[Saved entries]
☆ ☆ ☆ ☆

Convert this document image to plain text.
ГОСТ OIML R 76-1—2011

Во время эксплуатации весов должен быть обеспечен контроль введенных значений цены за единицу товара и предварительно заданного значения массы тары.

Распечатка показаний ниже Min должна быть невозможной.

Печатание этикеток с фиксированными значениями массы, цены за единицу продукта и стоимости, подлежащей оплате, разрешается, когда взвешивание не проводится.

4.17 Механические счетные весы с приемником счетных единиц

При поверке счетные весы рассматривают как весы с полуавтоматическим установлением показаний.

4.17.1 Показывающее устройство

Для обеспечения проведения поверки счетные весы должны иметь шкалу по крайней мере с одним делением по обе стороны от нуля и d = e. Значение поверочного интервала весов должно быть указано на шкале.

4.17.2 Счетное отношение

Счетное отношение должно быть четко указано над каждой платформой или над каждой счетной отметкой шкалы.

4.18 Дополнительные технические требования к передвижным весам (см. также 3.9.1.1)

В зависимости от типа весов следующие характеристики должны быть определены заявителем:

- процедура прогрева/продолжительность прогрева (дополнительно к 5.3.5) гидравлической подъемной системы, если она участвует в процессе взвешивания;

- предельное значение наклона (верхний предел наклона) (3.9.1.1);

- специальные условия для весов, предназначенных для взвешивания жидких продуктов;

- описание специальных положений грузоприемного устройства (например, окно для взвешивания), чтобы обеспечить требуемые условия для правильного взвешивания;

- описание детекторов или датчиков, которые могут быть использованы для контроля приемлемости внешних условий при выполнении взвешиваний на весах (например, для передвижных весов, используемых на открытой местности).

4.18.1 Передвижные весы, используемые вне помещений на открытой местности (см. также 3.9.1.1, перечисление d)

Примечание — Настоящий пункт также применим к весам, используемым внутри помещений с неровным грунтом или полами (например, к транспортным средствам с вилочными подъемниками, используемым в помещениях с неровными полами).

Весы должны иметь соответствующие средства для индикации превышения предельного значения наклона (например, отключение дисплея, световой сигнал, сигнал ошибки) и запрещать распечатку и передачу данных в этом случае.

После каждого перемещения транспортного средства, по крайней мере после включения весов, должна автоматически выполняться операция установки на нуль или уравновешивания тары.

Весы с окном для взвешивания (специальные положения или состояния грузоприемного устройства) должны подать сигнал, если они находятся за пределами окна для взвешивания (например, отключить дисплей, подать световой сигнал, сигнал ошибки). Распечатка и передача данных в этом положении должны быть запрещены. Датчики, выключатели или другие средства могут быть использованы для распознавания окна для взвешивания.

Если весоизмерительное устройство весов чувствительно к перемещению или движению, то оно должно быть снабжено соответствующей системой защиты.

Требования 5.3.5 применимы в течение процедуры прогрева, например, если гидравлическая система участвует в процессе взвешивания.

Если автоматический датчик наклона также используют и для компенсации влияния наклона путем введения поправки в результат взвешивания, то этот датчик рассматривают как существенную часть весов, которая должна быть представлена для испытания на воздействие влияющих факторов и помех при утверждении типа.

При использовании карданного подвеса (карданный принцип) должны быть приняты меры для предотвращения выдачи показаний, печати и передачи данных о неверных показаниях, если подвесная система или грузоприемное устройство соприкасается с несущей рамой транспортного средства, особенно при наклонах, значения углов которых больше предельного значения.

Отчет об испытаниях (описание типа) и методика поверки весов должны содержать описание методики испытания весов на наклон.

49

☆ ☆ ☆ ☆

Return solely the number of lines in the data that include the word "рассматривают".

* [TASK RESPONSE]
2